• _TASK GOAL_:
From the advice column below, list every kind of believer that the column says condemns the KKK.

• _SELECTED TEXT_:
- Tuesday, June 20, 2023

DEAR DR. E: Someone recently referred me to the following statement posted on the Wesleyan Church website under the heading, “What Can We Do About Racism?” Because you were president of a Wesleyan university for nearly 20 years, I’m curious to know how you’d respond.

Here’s the church’s post: “We have explained to those that believe Black Lives Matter (BLM) is a violent/terrorist group that there are fringe groups being misrepresented as part of BLM, and over eighty different groups use the name to identify themselves. If conservative Christians don’t want to be lumped in with the KKK, they can’t lump violent protesters in with all those who make the claim that black lives matter.” I’m looking forward to your take on this one. — BIBLICAL CHRISTIAN FROM INDIANA

DEAR BIBLICAL: I’m going to be very straightforward and pull no punches. My leadership role in this denomination for nearly two decades warrants it.

Frankly, I think this post is offensive and stupid. The fact is that no (as in zero) “conservative Christian” that I know of even remotely aligns with the Ku Klux Klan.

True Christians find such an organization anathema to their faith. Every conservative, evangelical, Catholic or Orthodox believer I have ever rubbed elbows with condemns the KKK as vociferously as they do Black Lives Matter. And for good reason: Both of these organizations are hateful and racist by definition.

• _DATA LISTING_:
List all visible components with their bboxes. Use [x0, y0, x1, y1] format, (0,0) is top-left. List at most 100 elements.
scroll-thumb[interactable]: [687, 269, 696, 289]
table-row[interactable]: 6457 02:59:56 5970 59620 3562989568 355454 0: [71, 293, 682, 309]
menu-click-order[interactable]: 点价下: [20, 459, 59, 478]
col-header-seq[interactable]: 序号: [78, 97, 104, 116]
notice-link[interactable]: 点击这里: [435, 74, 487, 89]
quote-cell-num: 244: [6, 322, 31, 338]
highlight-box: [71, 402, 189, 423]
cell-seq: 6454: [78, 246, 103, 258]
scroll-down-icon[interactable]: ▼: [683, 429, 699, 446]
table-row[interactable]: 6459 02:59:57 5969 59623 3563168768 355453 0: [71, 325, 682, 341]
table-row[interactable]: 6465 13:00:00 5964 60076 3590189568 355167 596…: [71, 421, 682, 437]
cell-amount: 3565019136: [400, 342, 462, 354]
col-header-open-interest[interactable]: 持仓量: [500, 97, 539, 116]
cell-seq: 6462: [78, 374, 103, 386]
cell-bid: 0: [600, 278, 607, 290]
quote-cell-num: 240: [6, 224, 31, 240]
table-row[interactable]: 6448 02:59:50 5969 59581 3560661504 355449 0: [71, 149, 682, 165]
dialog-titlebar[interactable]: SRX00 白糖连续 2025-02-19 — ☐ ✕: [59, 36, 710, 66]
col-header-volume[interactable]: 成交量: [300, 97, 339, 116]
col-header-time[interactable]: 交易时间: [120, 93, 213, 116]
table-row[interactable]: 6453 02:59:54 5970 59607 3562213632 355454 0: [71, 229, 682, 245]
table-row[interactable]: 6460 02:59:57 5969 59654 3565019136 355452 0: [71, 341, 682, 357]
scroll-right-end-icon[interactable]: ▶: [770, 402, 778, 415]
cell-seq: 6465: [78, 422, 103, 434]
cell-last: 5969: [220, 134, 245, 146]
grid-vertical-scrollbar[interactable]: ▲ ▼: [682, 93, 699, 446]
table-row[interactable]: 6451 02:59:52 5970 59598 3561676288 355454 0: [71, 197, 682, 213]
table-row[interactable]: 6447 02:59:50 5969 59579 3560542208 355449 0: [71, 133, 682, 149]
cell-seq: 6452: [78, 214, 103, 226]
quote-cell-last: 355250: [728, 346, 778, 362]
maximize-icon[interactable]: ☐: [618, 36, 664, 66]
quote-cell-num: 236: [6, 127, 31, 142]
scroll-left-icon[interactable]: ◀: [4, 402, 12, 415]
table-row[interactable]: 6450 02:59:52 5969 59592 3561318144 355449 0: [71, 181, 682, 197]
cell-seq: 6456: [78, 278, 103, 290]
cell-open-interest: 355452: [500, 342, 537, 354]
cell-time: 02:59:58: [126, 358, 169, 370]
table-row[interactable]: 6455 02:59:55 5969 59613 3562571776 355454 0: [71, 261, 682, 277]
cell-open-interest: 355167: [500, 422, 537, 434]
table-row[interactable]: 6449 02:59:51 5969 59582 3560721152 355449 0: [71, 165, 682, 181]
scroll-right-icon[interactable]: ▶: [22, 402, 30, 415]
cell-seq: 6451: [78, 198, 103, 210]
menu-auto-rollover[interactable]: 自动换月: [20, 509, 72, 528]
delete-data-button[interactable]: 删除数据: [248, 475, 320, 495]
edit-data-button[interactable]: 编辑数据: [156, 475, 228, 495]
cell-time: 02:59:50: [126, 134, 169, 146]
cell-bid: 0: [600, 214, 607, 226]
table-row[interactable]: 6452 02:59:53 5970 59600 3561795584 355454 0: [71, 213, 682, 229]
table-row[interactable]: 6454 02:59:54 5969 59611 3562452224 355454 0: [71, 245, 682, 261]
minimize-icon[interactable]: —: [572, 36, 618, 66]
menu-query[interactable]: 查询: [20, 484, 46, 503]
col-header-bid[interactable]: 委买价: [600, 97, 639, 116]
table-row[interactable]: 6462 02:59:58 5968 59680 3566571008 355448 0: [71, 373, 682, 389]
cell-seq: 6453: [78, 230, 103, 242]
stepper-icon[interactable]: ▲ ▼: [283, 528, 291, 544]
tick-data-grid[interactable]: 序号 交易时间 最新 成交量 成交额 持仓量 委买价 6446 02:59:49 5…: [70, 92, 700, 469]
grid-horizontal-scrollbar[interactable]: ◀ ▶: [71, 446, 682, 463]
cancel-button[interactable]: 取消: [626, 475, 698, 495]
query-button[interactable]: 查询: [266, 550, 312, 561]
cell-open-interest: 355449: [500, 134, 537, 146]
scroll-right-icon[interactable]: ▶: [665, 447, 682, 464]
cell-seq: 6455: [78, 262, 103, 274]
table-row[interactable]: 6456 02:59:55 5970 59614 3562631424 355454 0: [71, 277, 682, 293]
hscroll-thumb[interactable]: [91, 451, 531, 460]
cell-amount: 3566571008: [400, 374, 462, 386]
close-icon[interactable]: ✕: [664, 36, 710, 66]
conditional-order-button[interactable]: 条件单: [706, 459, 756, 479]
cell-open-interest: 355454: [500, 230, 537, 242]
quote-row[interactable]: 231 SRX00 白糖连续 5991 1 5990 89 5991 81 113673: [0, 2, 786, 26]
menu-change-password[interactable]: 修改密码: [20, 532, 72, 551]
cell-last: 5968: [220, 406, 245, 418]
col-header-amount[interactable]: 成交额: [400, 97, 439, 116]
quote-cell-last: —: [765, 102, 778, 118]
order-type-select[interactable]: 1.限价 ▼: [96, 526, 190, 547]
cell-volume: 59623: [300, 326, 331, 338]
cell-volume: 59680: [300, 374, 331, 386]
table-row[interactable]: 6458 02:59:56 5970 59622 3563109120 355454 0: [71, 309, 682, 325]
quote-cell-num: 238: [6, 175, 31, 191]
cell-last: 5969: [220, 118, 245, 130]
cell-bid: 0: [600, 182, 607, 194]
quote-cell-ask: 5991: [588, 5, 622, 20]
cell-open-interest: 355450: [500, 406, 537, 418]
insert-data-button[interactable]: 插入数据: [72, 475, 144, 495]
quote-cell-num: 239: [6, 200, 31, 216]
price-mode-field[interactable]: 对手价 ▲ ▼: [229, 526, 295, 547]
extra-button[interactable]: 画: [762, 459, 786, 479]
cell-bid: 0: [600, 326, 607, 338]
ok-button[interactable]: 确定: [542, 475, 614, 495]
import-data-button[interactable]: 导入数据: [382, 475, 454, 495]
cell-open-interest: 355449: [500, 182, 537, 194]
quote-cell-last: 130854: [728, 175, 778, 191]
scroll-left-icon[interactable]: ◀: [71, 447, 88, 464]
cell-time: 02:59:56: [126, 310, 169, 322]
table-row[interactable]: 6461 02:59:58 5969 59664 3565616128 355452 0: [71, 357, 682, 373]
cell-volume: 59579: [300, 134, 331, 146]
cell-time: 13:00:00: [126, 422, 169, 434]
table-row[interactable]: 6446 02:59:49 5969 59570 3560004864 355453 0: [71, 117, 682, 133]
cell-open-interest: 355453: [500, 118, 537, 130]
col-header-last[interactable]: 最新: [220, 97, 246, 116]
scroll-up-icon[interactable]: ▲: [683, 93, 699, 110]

• _WRITTEN ANSWER_:
- Conservative
- Evangelical
- Catholic
- Orthodox